*The problem*.
In the following items, change "top-left" to "upper-left" and reproduce them with no other alterations.

-- start Input rows --

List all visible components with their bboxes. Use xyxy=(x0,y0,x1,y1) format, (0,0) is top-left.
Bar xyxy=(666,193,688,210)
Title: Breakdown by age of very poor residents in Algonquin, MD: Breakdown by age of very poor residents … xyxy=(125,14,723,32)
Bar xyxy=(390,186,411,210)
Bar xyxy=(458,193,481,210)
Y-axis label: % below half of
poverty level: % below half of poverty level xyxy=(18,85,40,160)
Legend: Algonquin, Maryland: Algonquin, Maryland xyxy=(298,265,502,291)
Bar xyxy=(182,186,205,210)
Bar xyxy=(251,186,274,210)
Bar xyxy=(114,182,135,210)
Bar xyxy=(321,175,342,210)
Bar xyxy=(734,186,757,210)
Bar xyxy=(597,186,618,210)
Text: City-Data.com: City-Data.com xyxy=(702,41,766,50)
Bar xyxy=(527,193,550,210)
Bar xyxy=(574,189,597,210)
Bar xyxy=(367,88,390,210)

-- end Input rows --

*Solution below*.
List all visible components with their bboxes. Use xyxy=(x0,y0,x1,y1) format, (0,0) is upper-left.
Bar xyxy=(666,193,688,210)
Title: Breakdown by age of very poor residents in Algonquin, MD: Breakdown by age of very poor residents … xyxy=(125,14,723,32)
Bar xyxy=(390,186,411,210)
Bar xyxy=(458,193,481,210)
Y-axis label: % below half of
poverty level: % below half of poverty level xyxy=(18,85,40,160)
Legend: Algonquin, Maryland: Algonquin, Maryland xyxy=(298,265,502,291)
Bar xyxy=(182,186,205,210)
Bar xyxy=(251,186,274,210)
Bar xyxy=(114,182,135,210)
Bar xyxy=(321,175,342,210)
Bar xyxy=(734,186,757,210)
Bar xyxy=(597,186,618,210)
Text: City-Data.com: City-Data.com xyxy=(702,41,766,50)
Bar xyxy=(527,193,550,210)
Bar xyxy=(574,189,597,210)
Bar xyxy=(367,88,390,210)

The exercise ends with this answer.